• Provided records:
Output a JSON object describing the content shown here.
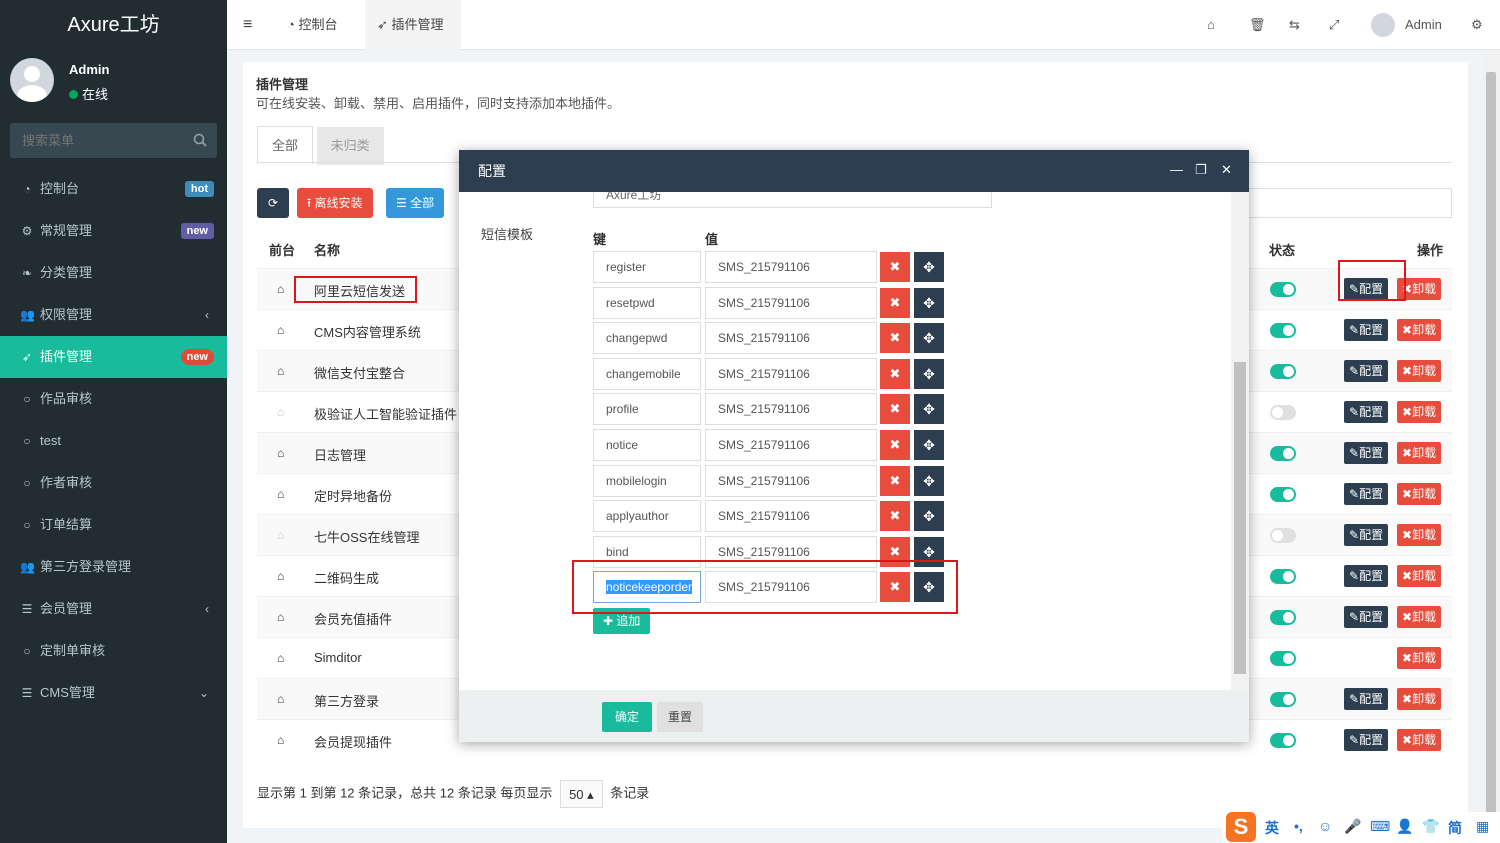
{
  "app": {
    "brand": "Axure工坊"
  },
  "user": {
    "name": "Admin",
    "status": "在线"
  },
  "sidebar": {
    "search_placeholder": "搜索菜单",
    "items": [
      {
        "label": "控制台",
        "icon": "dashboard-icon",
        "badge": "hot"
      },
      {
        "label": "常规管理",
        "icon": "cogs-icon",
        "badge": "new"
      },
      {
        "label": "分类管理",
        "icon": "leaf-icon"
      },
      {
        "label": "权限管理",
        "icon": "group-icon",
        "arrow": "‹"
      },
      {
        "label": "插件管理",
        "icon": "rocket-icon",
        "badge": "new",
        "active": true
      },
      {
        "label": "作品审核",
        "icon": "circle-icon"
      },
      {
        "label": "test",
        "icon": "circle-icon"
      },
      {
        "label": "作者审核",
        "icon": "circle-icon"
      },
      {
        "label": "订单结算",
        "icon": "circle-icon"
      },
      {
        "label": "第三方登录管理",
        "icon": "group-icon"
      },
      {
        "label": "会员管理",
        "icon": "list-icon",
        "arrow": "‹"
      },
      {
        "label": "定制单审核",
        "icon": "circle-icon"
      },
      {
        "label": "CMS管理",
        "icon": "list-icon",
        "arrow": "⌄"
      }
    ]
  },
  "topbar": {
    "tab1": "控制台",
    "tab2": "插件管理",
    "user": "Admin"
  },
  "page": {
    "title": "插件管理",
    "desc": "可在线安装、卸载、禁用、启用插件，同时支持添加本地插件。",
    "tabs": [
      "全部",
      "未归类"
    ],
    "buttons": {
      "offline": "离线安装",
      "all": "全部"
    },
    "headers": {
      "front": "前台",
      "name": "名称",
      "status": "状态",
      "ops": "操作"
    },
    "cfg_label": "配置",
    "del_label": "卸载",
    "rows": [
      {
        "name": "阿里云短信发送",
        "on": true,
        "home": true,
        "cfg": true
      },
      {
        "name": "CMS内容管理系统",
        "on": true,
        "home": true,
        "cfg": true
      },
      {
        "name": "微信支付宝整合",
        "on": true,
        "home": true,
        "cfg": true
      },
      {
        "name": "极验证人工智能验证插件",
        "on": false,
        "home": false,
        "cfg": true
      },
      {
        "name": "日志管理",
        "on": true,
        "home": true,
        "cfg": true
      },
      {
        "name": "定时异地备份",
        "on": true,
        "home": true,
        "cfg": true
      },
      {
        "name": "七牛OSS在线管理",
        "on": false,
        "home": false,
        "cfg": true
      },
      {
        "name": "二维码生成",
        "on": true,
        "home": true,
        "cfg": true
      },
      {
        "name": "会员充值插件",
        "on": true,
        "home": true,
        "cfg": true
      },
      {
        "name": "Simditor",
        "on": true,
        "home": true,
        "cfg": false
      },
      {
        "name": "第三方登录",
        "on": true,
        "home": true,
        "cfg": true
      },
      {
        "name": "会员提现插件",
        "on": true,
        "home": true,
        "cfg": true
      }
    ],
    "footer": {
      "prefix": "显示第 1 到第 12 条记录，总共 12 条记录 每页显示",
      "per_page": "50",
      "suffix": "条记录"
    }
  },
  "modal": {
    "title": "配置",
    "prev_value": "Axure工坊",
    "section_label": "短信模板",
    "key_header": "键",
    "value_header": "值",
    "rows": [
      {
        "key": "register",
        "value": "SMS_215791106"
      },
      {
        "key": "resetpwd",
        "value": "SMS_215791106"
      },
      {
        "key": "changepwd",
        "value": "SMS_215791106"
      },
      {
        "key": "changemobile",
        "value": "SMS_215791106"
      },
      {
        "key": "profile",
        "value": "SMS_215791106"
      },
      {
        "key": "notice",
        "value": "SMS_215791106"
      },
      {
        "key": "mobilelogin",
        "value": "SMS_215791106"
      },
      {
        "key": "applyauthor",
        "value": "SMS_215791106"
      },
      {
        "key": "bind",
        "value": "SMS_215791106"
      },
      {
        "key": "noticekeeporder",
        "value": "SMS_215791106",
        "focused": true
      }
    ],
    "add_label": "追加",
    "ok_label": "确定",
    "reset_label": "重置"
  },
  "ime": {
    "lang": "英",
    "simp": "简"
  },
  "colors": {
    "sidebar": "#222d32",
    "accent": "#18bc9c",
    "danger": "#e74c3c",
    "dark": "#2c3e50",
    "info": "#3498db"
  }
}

• Set problem: Without including any picture, retype the entries exactly.

• Exercise output:
Output a JSON object describing the content shown here.
{
  "app": {
    "brand": "Axure工坊"
  },
  "user": {
    "name": "Admin",
    "status": "在线"
  },
  "sidebar": {
    "search_placeholder": "搜索菜单",
    "items": [
      {
        "label": "控制台",
        "icon": "dashboard-icon",
        "badge": "hot"
      },
      {
        "label": "常规管理",
        "icon": "cogs-icon",
        "badge": "new"
      },
      {
        "label": "分类管理",
        "icon": "leaf-icon"
      },
      {
        "label": "权限管理",
        "icon": "group-icon",
        "arrow": "‹"
      },
      {
        "label": "插件管理",
        "icon": "rocket-icon",
        "badge": "new",
        "active": true
      },
      {
        "label": "作品审核",
        "icon": "circle-icon"
      },
      {
        "label": "test",
        "icon": "circle-icon"
      },
      {
        "label": "作者审核",
        "icon": "circle-icon"
      },
      {
        "label": "订单结算",
        "icon": "circle-icon"
      },
      {
        "label": "第三方登录管理",
        "icon": "group-icon"
      },
      {
        "label": "会员管理",
        "icon": "list-icon",
        "arrow": "‹"
      },
      {
        "label": "定制单审核",
        "icon": "circle-icon"
      },
      {
        "label": "CMS管理",
        "icon": "list-icon",
        "arrow": "⌄"
      }
    ]
  },
  "topbar": {
    "tab1": "控制台",
    "tab2": "插件管理",
    "user": "Admin"
  },
  "page": {
    "title": "插件管理",
    "desc": "可在线安装、卸载、禁用、启用插件，同时支持添加本地插件。",
    "tabs": [
      "全部",
      "未归类"
    ],
    "buttons": {
      "offline": "离线安装",
      "all": "全部"
    },
    "headers": {
      "front": "前台",
      "name": "名称",
      "status": "状态",
      "ops": "操作"
    },
    "cfg_label": "配置",
    "del_label": "卸载",
    "rows": [
      {
        "name": "阿里云短信发送",
        "on": true,
        "home": true,
        "cfg": true
      },
      {
        "name": "CMS内容管理系统",
        "on": true,
        "home": true,
        "cfg": true
      },
      {
        "name": "微信支付宝整合",
        "on": true,
        "home": true,
        "cfg": true
      },
      {
        "name": "极验证人工智能验证插件",
        "on": false,
        "home": false,
        "cfg": true
      },
      {
        "name": "日志管理",
        "on": true,
        "home": true,
        "cfg": true
      },
      {
        "name": "定时异地备份",
        "on": true,
        "home": true,
        "cfg": true
      },
      {
        "name": "七牛OSS在线管理",
        "on": false,
        "home": false,
        "cfg": true
      },
      {
        "name": "二维码生成",
        "on": true,
        "home": true,
        "cfg": true
      },
      {
        "name": "会员充值插件",
        "on": true,
        "home": true,
        "cfg": true
      },
      {
        "name": "Simditor",
        "on": true,
        "home": true,
        "cfg": false
      },
      {
        "name": "第三方登录",
        "on": true,
        "home": true,
        "cfg": true
      },
      {
        "name": "会员提现插件",
        "on": true,
        "home": true,
        "cfg": true
      }
    ],
    "footer": {
      "prefix": "显示第 1 到第 12 条记录，总共 12 条记录 每页显示",
      "per_page": "50",
      "suffix": "条记录"
    }
  },
  "modal": {
    "title": "配置",
    "prev_value": "Axure工坊",
    "section_label": "短信模板",
    "key_header": "键",
    "value_header": "值",
    "rows": [
      {
        "key": "register",
        "value": "SMS_215791106"
      },
      {
        "key": "resetpwd",
        "value": "SMS_215791106"
      },
      {
        "key": "changepwd",
        "value": "SMS_215791106"
      },
      {
        "key": "changemobile",
        "value": "SMS_215791106"
      },
      {
        "key": "profile",
        "value": "SMS_215791106"
      },
      {
        "key": "notice",
        "value": "SMS_215791106"
      },
      {
        "key": "mobilelogin",
        "value": "SMS_215791106"
      },
      {
        "key": "applyauthor",
        "value": "SMS_215791106"
      },
      {
        "key": "bind",
        "value": "SMS_215791106"
      },
      {
        "key": "noticekeeporder",
        "value": "SMS_215791106",
        "focused": true
      }
    ],
    "add_label": "追加",
    "ok_label": "确定",
    "reset_label": "重置"
  },
  "ime": {
    "lang": "英",
    "simp": "简"
  },
  "colors": {
    "sidebar": "#222d32",
    "accent": "#18bc9c",
    "danger": "#e74c3c",
    "dark": "#2c3e50",
    "info": "#3498db"
  }
}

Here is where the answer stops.